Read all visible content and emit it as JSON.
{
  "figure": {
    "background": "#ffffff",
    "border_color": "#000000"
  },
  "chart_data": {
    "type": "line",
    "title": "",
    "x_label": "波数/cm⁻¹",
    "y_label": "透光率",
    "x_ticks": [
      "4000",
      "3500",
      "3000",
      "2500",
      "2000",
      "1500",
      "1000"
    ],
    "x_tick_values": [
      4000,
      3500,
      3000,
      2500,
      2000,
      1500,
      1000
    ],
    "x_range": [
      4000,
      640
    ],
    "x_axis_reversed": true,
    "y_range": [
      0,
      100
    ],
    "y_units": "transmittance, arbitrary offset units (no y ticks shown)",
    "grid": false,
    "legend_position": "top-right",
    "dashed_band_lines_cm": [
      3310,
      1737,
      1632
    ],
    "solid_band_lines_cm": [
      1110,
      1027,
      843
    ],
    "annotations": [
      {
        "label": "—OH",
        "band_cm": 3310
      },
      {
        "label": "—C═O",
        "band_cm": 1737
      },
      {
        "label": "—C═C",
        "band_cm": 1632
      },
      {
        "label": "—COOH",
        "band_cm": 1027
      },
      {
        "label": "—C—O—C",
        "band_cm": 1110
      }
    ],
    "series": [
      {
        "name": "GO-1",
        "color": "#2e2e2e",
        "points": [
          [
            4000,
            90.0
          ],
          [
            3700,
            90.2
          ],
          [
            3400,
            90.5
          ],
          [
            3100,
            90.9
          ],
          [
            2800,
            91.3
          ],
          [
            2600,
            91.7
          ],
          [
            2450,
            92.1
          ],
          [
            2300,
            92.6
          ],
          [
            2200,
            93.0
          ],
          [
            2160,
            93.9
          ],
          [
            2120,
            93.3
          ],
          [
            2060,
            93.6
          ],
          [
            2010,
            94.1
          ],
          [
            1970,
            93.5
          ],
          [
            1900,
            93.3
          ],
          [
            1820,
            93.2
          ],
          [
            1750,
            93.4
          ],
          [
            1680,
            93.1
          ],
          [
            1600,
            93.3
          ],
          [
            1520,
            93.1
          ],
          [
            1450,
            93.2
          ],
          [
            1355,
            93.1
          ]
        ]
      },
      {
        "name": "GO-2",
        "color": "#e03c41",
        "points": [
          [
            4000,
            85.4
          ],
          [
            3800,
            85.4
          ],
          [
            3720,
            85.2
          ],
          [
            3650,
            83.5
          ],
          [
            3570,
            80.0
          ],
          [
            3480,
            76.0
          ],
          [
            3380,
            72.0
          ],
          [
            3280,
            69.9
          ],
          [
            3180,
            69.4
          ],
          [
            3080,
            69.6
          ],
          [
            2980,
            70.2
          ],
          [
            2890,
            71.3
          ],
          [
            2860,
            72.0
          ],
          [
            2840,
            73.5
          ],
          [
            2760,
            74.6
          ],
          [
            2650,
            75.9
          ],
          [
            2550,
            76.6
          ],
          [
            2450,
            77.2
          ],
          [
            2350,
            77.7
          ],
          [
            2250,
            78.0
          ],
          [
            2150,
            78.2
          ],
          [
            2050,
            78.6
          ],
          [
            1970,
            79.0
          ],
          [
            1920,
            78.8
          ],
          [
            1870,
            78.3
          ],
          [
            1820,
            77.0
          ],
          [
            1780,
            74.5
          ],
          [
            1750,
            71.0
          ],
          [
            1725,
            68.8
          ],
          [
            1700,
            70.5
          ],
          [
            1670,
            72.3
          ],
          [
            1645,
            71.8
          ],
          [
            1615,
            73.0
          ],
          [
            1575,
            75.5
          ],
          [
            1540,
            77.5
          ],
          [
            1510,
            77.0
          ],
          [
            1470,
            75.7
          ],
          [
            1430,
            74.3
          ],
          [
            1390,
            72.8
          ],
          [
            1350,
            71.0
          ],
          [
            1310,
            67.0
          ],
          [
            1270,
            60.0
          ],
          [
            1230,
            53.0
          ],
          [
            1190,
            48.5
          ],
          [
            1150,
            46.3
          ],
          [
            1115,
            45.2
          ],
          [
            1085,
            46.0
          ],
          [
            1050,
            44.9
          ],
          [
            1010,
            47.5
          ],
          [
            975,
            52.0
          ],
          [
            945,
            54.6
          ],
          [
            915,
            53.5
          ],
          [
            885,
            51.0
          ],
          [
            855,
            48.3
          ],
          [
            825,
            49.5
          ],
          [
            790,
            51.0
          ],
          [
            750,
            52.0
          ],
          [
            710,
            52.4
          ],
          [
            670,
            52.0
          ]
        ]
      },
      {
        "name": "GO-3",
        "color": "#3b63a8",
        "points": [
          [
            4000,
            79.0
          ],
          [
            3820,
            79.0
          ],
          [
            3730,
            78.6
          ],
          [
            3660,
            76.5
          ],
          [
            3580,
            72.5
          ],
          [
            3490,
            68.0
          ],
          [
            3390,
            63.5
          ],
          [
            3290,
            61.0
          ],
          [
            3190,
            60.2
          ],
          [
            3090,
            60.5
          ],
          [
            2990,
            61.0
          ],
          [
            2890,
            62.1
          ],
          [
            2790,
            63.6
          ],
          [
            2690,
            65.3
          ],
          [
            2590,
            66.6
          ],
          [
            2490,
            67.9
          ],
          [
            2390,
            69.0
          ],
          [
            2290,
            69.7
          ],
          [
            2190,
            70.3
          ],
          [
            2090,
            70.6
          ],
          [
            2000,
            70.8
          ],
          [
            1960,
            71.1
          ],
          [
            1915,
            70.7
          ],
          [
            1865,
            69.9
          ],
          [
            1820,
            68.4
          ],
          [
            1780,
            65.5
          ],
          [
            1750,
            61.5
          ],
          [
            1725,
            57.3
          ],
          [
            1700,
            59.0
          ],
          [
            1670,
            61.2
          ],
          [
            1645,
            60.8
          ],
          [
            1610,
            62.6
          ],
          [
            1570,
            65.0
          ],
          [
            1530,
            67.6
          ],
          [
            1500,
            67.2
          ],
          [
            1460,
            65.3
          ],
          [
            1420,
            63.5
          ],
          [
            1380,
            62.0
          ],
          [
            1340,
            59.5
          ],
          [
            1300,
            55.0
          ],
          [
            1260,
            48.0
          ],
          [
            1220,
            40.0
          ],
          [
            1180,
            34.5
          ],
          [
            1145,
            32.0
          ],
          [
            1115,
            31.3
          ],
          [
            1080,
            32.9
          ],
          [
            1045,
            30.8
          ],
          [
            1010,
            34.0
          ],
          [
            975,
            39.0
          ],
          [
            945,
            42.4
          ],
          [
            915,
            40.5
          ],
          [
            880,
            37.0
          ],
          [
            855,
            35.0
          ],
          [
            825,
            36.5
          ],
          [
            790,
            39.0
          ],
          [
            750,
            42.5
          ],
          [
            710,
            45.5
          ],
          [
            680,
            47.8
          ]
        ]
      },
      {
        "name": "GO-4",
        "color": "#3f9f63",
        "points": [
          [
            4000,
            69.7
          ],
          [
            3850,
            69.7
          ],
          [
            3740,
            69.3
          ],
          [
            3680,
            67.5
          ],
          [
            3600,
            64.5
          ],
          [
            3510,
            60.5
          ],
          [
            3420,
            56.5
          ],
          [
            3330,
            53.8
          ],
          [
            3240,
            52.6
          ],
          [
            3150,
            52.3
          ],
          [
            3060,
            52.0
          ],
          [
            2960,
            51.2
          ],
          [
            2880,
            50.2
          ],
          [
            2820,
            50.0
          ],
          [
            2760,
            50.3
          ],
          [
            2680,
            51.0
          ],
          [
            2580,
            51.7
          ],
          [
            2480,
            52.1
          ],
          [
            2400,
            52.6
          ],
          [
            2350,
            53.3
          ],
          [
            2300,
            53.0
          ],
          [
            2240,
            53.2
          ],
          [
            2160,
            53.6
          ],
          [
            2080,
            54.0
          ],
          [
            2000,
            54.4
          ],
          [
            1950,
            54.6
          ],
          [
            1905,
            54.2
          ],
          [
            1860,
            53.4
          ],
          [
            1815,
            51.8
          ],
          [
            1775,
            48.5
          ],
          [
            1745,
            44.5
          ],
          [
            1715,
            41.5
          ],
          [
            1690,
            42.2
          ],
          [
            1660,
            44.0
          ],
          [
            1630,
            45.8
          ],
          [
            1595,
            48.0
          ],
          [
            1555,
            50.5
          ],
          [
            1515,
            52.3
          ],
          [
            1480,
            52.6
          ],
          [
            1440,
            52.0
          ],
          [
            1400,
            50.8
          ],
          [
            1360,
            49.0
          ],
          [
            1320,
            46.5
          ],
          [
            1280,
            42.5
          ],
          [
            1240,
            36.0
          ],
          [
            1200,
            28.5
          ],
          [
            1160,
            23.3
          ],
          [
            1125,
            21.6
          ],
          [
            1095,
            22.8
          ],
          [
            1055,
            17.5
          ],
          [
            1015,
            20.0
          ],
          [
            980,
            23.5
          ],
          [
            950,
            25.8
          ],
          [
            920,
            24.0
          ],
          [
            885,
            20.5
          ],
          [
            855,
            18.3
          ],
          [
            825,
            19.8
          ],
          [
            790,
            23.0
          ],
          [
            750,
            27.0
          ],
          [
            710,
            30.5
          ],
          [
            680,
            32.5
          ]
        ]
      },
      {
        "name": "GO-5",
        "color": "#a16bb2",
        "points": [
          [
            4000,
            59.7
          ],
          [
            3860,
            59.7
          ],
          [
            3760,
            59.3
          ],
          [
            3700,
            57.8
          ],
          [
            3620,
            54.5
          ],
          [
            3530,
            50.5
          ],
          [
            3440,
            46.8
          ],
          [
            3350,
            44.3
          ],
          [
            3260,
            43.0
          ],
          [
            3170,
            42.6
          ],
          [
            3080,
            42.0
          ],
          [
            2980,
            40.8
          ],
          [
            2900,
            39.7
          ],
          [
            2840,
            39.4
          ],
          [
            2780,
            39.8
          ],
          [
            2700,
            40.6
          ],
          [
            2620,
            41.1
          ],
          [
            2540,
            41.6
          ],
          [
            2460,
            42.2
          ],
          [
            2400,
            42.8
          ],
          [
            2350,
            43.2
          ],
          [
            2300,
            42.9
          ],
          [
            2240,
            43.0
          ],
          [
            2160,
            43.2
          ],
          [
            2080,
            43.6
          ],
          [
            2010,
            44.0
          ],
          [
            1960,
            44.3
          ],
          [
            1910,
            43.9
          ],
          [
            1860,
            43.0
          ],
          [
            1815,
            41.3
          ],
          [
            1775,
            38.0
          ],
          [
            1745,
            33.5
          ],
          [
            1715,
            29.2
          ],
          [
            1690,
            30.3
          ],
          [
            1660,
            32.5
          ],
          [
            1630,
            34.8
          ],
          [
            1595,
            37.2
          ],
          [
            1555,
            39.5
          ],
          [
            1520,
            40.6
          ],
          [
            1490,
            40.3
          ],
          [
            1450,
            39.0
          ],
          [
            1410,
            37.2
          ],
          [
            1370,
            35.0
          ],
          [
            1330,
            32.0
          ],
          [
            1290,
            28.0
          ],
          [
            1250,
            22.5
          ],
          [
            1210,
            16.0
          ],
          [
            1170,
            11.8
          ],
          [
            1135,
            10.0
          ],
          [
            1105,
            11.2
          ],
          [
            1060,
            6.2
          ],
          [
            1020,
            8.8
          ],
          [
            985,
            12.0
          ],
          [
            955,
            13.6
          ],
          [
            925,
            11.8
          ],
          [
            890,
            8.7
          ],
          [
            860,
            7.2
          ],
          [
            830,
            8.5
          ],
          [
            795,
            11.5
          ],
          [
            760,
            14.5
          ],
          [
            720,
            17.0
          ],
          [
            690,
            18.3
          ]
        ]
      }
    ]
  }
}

++++++++++++++++++++

[EXERCISE AIM]
Return the number of lines that include the word "name", and nothing else.

[EXERCISE ANSWER]
5